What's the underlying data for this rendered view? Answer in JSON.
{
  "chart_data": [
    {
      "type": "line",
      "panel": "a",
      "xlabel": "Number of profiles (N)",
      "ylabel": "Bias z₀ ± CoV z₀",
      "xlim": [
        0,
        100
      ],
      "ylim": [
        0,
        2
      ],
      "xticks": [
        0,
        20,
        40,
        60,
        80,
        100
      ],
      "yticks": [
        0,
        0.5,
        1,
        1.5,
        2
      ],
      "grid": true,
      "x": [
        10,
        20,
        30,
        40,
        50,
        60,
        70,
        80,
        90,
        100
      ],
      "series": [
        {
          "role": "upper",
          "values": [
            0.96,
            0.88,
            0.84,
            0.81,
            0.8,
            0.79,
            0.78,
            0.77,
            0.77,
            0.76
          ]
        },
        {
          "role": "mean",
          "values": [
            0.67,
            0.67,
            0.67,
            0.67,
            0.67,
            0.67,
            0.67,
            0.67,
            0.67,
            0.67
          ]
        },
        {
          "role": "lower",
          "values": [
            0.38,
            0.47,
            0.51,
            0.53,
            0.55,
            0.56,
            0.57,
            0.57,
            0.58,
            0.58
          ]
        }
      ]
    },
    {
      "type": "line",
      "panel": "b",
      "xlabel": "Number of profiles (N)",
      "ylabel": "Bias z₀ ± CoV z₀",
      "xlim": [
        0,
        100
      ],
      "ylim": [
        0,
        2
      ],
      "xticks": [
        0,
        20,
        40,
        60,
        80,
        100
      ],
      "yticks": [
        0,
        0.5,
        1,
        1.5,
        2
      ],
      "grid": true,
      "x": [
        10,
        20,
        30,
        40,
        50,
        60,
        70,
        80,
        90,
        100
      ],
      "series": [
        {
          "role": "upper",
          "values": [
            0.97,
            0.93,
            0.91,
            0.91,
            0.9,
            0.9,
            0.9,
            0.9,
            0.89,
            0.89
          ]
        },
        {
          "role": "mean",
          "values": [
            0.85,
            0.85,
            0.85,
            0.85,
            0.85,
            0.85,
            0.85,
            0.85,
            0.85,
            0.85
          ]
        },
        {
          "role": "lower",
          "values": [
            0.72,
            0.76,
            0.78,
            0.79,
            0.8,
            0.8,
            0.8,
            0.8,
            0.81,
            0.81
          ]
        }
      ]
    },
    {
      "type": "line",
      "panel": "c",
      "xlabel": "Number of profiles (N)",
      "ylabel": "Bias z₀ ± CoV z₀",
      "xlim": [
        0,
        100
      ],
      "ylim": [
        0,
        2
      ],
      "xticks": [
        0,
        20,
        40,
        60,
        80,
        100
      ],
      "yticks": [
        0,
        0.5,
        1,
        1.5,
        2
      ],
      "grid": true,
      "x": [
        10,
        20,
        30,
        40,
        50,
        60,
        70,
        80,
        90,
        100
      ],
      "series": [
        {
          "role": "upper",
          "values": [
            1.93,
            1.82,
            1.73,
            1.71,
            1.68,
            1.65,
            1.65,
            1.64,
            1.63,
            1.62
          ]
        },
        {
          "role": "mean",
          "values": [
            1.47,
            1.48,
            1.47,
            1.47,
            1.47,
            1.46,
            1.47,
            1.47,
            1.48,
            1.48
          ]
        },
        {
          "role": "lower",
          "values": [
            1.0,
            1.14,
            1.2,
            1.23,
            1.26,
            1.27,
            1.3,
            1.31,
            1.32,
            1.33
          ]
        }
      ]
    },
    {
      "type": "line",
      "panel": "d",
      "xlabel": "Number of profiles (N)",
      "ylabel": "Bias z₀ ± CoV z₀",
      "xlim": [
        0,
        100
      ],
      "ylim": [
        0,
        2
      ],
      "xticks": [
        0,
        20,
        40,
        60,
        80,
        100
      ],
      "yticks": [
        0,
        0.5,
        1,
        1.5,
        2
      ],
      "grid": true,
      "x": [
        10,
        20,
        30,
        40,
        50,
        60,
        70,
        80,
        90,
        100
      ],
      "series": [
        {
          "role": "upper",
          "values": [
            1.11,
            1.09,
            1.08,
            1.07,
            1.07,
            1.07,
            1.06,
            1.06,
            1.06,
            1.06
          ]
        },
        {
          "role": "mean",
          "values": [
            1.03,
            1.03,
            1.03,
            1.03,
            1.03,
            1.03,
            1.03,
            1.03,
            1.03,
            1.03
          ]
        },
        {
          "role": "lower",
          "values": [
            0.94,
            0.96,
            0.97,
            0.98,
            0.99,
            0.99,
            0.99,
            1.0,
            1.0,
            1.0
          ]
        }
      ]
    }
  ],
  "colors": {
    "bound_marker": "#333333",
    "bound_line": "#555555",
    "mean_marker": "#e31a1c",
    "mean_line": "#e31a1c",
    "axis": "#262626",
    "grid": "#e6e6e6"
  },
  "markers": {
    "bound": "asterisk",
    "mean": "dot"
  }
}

-----

**TASK GOAL**
Write the data from above out again, exactly.

**OUTPUT**
What's the underlying data for this rendered view? Answer in JSON.
{
  "chart_data": [
    {
      "type": "line",
      "panel": "a",
      "xlabel": "Number of profiles (N)",
      "ylabel": "Bias z₀ ± CoV z₀",
      "xlim": [
        0,
        100
      ],
      "ylim": [
        0,
        2
      ],
      "xticks": [
        0,
        20,
        40,
        60,
        80,
        100
      ],
      "yticks": [
        0,
        0.5,
        1,
        1.5,
        2
      ],
      "grid": true,
      "x": [
        10,
        20,
        30,
        40,
        50,
        60,
        70,
        80,
        90,
        100
      ],
      "series": [
        {
          "role": "upper",
          "values": [
            0.96,
            0.88,
            0.84,
            0.81,
            0.8,
            0.79,
            0.78,
            0.77,
            0.77,
            0.76
          ]
        },
        {
          "role": "mean",
          "values": [
            0.67,
            0.67,
            0.67,
            0.67,
            0.67,
            0.67,
            0.67,
            0.67,
            0.67,
            0.67
          ]
        },
        {
          "role": "lower",
          "values": [
            0.38,
            0.47,
            0.51,
            0.53,
            0.55,
            0.56,
            0.57,
            0.57,
            0.58,
            0.58
          ]
        }
      ]
    },
    {
      "type": "line",
      "panel": "b",
      "xlabel": "Number of profiles (N)",
      "ylabel": "Bias z₀ ± CoV z₀",
      "xlim": [
        0,
        100
      ],
      "ylim": [
        0,
        2
      ],
      "xticks": [
        0,
        20,
        40,
        60,
        80,
        100
      ],
      "yticks": [
        0,
        0.5,
        1,
        1.5,
        2
      ],
      "grid": true,
      "x": [
        10,
        20,
        30,
        40,
        50,
        60,
        70,
        80,
        90,
        100
      ],
      "series": [
        {
          "role": "upper",
          "values": [
            0.97,
            0.93,
            0.91,
            0.91,
            0.9,
            0.9,
            0.9,
            0.9,
            0.89,
            0.89
          ]
        },
        {
          "role": "mean",
          "values": [
            0.85,
            0.85,
            0.85,
            0.85,
            0.85,
            0.85,
            0.85,
            0.85,
            0.85,
            0.85
          ]
        },
        {
          "role": "lower",
          "values": [
            0.72,
            0.76,
            0.78,
            0.79,
            0.8,
            0.8,
            0.8,
            0.8,
            0.81,
            0.81
          ]
        }
      ]
    },
    {
      "type": "line",
      "panel": "c",
      "xlabel": "Number of profiles (N)",
      "ylabel": "Bias z₀ ± CoV z₀",
      "xlim": [
        0,
        100
      ],
      "ylim": [
        0,
        2
      ],
      "xticks": [
        0,
        20,
        40,
        60,
        80,
        100
      ],
      "yticks": [
        0,
        0.5,
        1,
        1.5,
        2
      ],
      "grid": true,
      "x": [
        10,
        20,
        30,
        40,
        50,
        60,
        70,
        80,
        90,
        100
      ],
      "series": [
        {
          "role": "upper",
          "values": [
            1.93,
            1.82,
            1.73,
            1.71,
            1.68,
            1.65,
            1.65,
            1.64,
            1.63,
            1.62
          ]
        },
        {
          "role": "mean",
          "values": [
            1.47,
            1.48,
            1.47,
            1.47,
            1.47,
            1.46,
            1.47,
            1.47,
            1.48,
            1.48
          ]
        },
        {
          "role": "lower",
          "values": [
            1.0,
            1.14,
            1.2,
            1.23,
            1.26,
            1.27,
            1.3,
            1.31,
            1.32,
            1.33
          ]
        }
      ]
    },
    {
      "type": "line",
      "panel": "d",
      "xlabel": "Number of profiles (N)",
      "ylabel": "Bias z₀ ± CoV z₀",
      "xlim": [
        0,
        100
      ],
      "ylim": [
        0,
        2
      ],
      "xticks": [
        0,
        20,
        40,
        60,
        80,
        100
      ],
      "yticks": [
        0,
        0.5,
        1,
        1.5,
        2
      ],
      "grid": true,
      "x": [
        10,
        20,
        30,
        40,
        50,
        60,
        70,
        80,
        90,
        100
      ],
      "series": [
        {
          "role": "upper",
          "values": [
            1.11,
            1.09,
            1.08,
            1.07,
            1.07,
            1.07,
            1.06,
            1.06,
            1.06,
            1.06
          ]
        },
        {
          "role": "mean",
          "values": [
            1.03,
            1.03,
            1.03,
            1.03,
            1.03,
            1.03,
            1.03,
            1.03,
            1.03,
            1.03
          ]
        },
        {
          "role": "lower",
          "values": [
            0.94,
            0.96,
            0.97,
            0.98,
            0.99,
            0.99,
            0.99,
            1.0,
            1.0,
            1.0
          ]
        }
      ]
    }
  ],
  "colors": {
    "bound_marker": "#333333",
    "bound_line": "#555555",
    "mean_marker": "#e31a1c",
    "mean_line": "#e31a1c",
    "axis": "#262626",
    "grid": "#e6e6e6"
  },
  "markers": {
    "bound": "asterisk",
    "mean": "dot"
  }
}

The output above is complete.